Exercise directions:
Take the material below and write it all out again exactly.

Raw data:
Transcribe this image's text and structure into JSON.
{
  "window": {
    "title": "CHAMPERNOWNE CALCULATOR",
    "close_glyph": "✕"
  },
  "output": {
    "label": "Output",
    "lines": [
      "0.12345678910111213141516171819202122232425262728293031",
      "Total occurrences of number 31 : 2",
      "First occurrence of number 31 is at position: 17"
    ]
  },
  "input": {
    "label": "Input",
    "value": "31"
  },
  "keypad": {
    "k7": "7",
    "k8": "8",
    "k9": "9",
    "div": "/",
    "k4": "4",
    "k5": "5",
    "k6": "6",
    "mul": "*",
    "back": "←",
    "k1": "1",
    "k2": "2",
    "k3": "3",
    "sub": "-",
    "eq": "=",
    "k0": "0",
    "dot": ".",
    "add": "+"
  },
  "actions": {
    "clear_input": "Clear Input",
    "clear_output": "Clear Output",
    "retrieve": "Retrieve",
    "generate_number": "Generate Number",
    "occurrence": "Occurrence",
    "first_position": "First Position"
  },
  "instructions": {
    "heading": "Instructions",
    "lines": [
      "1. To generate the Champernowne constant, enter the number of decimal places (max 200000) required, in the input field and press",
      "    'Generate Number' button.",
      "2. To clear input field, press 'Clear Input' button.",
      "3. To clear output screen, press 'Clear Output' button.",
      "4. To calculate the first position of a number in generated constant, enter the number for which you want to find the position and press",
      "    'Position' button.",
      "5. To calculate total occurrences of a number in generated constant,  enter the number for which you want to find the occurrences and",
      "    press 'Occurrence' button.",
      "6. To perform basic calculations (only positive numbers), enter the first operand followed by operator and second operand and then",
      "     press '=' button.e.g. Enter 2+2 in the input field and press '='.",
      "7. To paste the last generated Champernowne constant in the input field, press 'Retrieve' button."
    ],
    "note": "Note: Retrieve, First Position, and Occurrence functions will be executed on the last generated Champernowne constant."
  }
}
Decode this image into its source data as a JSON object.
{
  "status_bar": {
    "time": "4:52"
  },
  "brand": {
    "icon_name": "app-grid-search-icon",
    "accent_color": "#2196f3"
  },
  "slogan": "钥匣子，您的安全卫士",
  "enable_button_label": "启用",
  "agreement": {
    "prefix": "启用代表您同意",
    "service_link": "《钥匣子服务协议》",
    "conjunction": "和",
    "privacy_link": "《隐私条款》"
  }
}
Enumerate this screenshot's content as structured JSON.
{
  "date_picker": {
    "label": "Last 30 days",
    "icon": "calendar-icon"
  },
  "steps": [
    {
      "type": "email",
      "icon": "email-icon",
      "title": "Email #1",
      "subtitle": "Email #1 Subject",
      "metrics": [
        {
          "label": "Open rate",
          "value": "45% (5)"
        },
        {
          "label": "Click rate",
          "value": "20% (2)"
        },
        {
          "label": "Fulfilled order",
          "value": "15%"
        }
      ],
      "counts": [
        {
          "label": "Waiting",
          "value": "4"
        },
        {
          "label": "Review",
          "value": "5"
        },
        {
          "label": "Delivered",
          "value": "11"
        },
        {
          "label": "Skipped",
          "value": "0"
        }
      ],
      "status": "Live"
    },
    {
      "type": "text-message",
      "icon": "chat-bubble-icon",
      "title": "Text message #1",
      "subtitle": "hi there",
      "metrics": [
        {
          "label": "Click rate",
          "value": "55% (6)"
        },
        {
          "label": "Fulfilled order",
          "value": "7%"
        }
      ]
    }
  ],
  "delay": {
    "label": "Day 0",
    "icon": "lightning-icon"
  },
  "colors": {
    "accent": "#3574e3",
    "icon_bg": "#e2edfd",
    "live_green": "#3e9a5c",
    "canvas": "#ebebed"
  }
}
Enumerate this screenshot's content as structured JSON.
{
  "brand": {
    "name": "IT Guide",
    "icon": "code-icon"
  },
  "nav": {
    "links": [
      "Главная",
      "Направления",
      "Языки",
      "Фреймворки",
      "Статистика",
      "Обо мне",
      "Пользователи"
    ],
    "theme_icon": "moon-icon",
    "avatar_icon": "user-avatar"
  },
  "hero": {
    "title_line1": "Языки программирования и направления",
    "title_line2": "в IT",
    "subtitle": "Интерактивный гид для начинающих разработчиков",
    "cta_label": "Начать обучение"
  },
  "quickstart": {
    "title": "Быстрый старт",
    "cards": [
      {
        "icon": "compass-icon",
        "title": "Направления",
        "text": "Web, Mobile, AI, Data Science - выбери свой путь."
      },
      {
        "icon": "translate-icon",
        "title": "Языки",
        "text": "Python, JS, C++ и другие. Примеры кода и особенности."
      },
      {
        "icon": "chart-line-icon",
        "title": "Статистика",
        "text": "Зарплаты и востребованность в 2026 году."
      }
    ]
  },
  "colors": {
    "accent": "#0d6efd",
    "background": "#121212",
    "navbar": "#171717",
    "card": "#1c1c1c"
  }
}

Answer to this problem:
Transcribe this image's text and structure into JSON.
{
  "window": {
    "title": "CHAMPERNOWNE CALCULATOR",
    "close_glyph": "✕"
  },
  "output": {
    "label": "Output",
    "lines": [
      "0.12345678910111213141516171819202122232425262728293031",
      "Total occurrences of number 31 : 2",
      "First occurrence of number 31 is at position: 17"
    ]
  },
  "input": {
    "label": "Input",
    "value": "31"
  },
  "keypad": {
    "k7": "7",
    "k8": "8",
    "k9": "9",
    "div": "/",
    "k4": "4",
    "k5": "5",
    "k6": "6",
    "mul": "*",
    "back": "←",
    "k1": "1",
    "k2": "2",
    "k3": "3",
    "sub": "-",
    "eq": "=",
    "k0": "0",
    "dot": ".",
    "add": "+"
  },
  "actions": {
    "clear_input": "Clear Input",
    "clear_output": "Clear Output",
    "retrieve": "Retrieve",
    "generate_number": "Generate Number",
    "occurrence": "Occurrence",
    "first_position": "First Position"
  },
  "instructions": {
    "heading": "Instructions",
    "lines": [
      "1. To generate the Champernowne constant, enter the number of decimal places (max 200000) required, in the input field and press",
      "    'Generate Number' button.",
      "2. To clear input field, press 'Clear Input' button.",
      "3. To clear output screen, press 'Clear Output' button.",
      "4. To calculate the first position of a number in generated constant, enter the number for which you want to find the position and press",
      "    'Position' button.",
      "5. To calculate total occurrences of a number in generated constant,  enter the number for which you want to find the occurrences and",
      "    press 'Occurrence' button.",
      "6. To perform basic calculations (only positive numbers), enter the first operand followed by operator and second operand and then",
      "     press '=' button.e.g. Enter 2+2 in the input field and press '='.",
      "7. To paste the last generated Champernowne constant in the input field, press 'Retrieve' button."
    ],
    "note": "Note: Retrieve, First Position, and Occurrence functions will be executed on the last generated Champernowne constant."
  }
}
Decode this image into its source data as a JSON object.
{
  "status_bar": {
    "time": "4:52"
  },
  "brand": {
    "icon_name": "app-grid-search-icon",
    "accent_color": "#2196f3"
  },
  "slogan": "钥匣子，您的安全卫士",
  "enable_button_label": "启用",
  "agreement": {
    "prefix": "启用代表您同意",
    "service_link": "《钥匣子服务协议》",
    "conjunction": "和",
    "privacy_link": "《隐私条款》"
  }
}
Enumerate this screenshot's content as structured JSON.
{
  "date_picker": {
    "label": "Last 30 days",
    "icon": "calendar-icon"
  },
  "steps": [
    {
      "type": "email",
      "icon": "email-icon",
      "title": "Email #1",
      "subtitle": "Email #1 Subject",
      "metrics": [
        {
          "label": "Open rate",
          "value": "45% (5)"
        },
        {
          "label": "Click rate",
          "value": "20% (2)"
        },
        {
          "label": "Fulfilled order",
          "value": "15%"
        }
      ],
      "counts": [
        {
          "label": "Waiting",
          "value": "4"
        },
        {
          "label": "Review",
          "value": "5"
        },
        {
          "label": "Delivered",
          "value": "11"
        },
        {
          "label": "Skipped",
          "value": "0"
        }
      ],
      "status": "Live"
    },
    {
      "type": "text-message",
      "icon": "chat-bubble-icon",
      "title": "Text message #1",
      "subtitle": "hi there",
      "metrics": [
        {
          "label": "Click rate",
          "value": "55% (6)"
        },
        {
          "label": "Fulfilled order",
          "value": "7%"
        }
      ]
    }
  ],
  "delay": {
    "label": "Day 0",
    "icon": "lightning-icon"
  },
  "colors": {
    "accent": "#3574e3",
    "icon_bg": "#e2edfd",
    "live_green": "#3e9a5c",
    "canvas": "#ebebed"
  }
}
Enumerate this screenshot's content as structured JSON.
{
  "brand": {
    "name": "IT Guide",
    "icon": "code-icon"
  },
  "nav": {
    "links": [
      "Главная",
      "Направления",
      "Языки",
      "Фреймворки",
      "Статистика",
      "Обо мне",
      "Пользователи"
    ],
    "theme_icon": "moon-icon",
    "avatar_icon": "user-avatar"
  },
  "hero": {
    "title_line1": "Языки программирования и направления",
    "title_line2": "в IT",
    "subtitle": "Интерактивный гид для начинающих разработчиков",
    "cta_label": "Начать обучение"
  },
  "quickstart": {
    "title": "Быстрый старт",
    "cards": [
      {
        "icon": "compass-icon",
        "title": "Направления",
        "text": "Web, Mobile, AI, Data Science - выбери свой путь."
      },
      {
        "icon": "translate-icon",
        "title": "Языки",
        "text": "Python, JS, C++ и другие. Примеры кода и особенности."
      },
      {
        "icon": "chart-line-icon",
        "title": "Статистика",
        "text": "Зарплаты и востребованность в 2026 году."
      }
    ]
  },
  "colors": {
    "accent": "#0d6efd",
    "background": "#121212",
    "navbar": "#171717",
    "card": "#1c1c1c"
  }
}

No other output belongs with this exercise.